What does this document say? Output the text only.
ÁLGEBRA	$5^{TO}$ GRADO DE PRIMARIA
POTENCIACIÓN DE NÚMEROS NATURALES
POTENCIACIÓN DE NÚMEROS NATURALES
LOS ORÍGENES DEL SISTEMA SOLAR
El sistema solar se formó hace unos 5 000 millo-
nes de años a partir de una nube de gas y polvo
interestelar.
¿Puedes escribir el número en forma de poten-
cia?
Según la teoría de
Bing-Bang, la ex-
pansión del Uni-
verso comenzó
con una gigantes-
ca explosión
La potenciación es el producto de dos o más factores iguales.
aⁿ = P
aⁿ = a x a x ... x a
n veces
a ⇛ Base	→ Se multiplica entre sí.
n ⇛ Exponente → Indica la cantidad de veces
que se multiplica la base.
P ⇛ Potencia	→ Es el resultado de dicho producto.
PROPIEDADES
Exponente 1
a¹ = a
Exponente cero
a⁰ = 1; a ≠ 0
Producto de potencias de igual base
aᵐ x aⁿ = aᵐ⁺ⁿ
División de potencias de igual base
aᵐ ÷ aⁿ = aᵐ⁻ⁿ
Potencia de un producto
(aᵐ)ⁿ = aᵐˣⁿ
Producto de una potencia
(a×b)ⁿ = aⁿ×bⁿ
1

• [Task]
Would you output every line of the listing exactly as given?

• [Your response]
What does this document say? Output the text only.
ÁLGEBRA	$5^{TO}$ GRADO DE PRIMARIA
POTENCIACIÓN DE NÚMEROS NATURALES
POTENCIACIÓN DE NÚMEROS NATURALES
LOS ORÍGENES DEL SISTEMA SOLAR
El sistema solar se formó hace unos 5 000 millo-
nes de años a partir de una nube de gas y polvo
interestelar.
¿Puedes escribir el número en forma de poten-
cia?
Según la teoría de
Bing-Bang, la ex-
pansión del Uni-
verso comenzó
con una gigantes-
ca explosión
La potenciación es el producto de dos o más factores iguales.
aⁿ = P
aⁿ = a x a x ... x a
n veces
a ⇛ Base	→ Se multiplica entre sí.
n ⇛ Exponente → Indica la cantidad de veces
que se multiplica la base.
P ⇛ Potencia	→ Es el resultado de dicho producto.
PROPIEDADES
Exponente 1
a¹ = a
Exponente cero
a⁰ = 1; a ≠ 0
Producto de potencias de igual base
aᵐ x aⁿ = aᵐ⁺ⁿ
División de potencias de igual base
aᵐ ÷ aⁿ = aᵐ⁻ⁿ
Potencia de un producto
(aᵐ)ⁿ = aᵐˣⁿ
Producto de una potencia
(a×b)ⁿ = aⁿ×bⁿ
1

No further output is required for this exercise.